- Written problem -
What's needed is an exact copy of the lines from the one that contains "Read all visible content and emit it as JSON." to the end of the data below, leaving the pictures out.
* begin Dataset records *
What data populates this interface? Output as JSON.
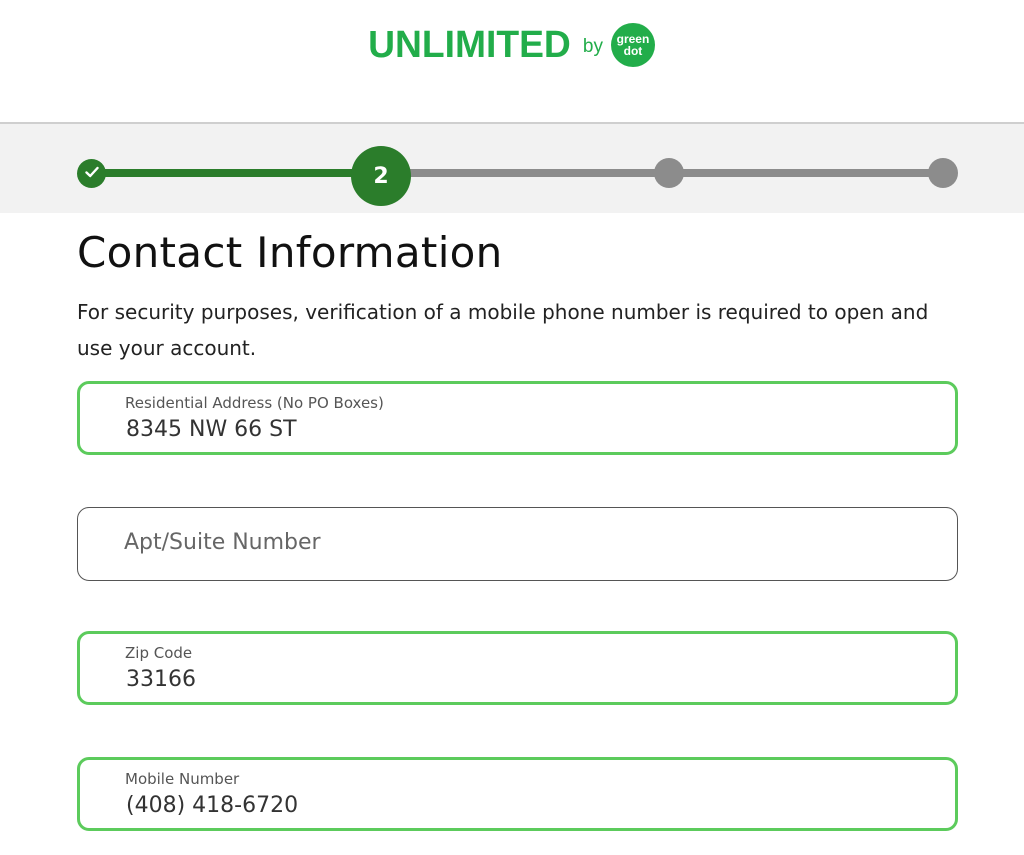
{
  "brand": {
    "name": "UNLIMITED",
    "by": "by",
    "badge_line1": "green",
    "badge_line2": "dot",
    "color": "#22ad4a"
  },
  "progress": {
    "current_step": 2,
    "current_label": "2",
    "total_steps": 4,
    "completed_icon": "checkmark-icon",
    "color_done": "#2b7d2b",
    "color_todo": "#8c8c8c"
  },
  "page": {
    "title": "Contact Information",
    "subtitle": "For security purposes, verification of a mobile phone number is required to open and use your account."
  },
  "form": {
    "address": {
      "label": "Residential Address (No PO Boxes)",
      "value": "8345 NW 66 ST"
    },
    "apt": {
      "placeholder": "Apt/Suite Number"
    },
    "zip": {
      "label": "Zip Code",
      "value": "33166"
    },
    "mobile": {
      "label": "Mobile Number",
      "value": "(408) 418-6720"
    }
  },
  "colors": {
    "valid_border": "#5ccb5c",
    "empty_border": "#555555"
  }
}
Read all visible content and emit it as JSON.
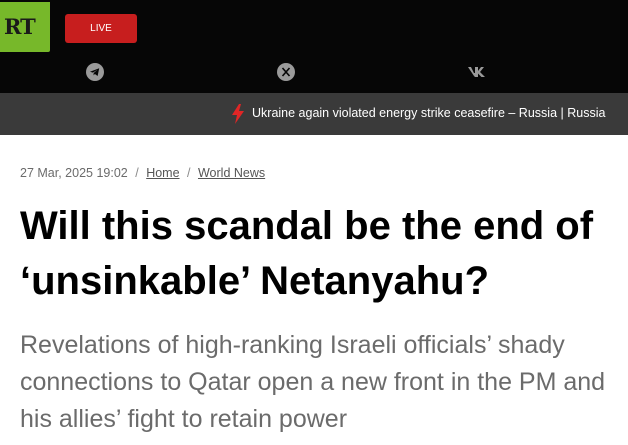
{
  "header": {
    "logo_text": "RT",
    "live_label": "LIVE",
    "social": [
      "telegram-icon",
      "x-icon",
      "vk-icon"
    ]
  },
  "ticker": {
    "text": "Ukraine again violated energy strike ceasefire – Russia | Russia"
  },
  "article": {
    "date": "27 Mar, 2025 19:02",
    "breadcrumbs": [
      "Home",
      "World News"
    ],
    "headline": "Will this scandal be the end of ‘unsinkable’ Netanyahu?",
    "subtitle": "Revelations of high-ranking Israeli officials’ shady connections to Qatar open a new front in the PM and his allies’ fight to retain power"
  },
  "colors": {
    "topbar": "#060606",
    "logo": "#77b82a",
    "live": "#c71e1e",
    "ticker": "#3a3a3a",
    "bolt": "#e02626"
  }
}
* end Dataset records *
- Solution to the exercise -
Read all visible content and emit it as JSON.
{
  "header": {
    "logo_text": "RT",
    "live_label": "LIVE",
    "social": [
      "telegram-icon",
      "x-icon",
      "vk-icon"
    ]
  },
  "ticker": {
    "text": "Ukraine again violated energy strike ceasefire – Russia | Russia"
  },
  "article": {
    "date": "27 Mar, 2025 19:02",
    "breadcrumbs": [
      "Home",
      "World News"
    ],
    "headline": "Will this scandal be the end of ‘unsinkable’ Netanyahu?",
    "subtitle": "Revelations of high-ranking Israeli officials’ shady connections to Qatar open a new front in the PM and his allies’ fight to retain power"
  },
  "colors": {
    "topbar": "#060606",
    "logo": "#77b82a",
    "live": "#c71e1e",
    "ticker": "#3a3a3a",
    "bolt": "#e02626"
  }
}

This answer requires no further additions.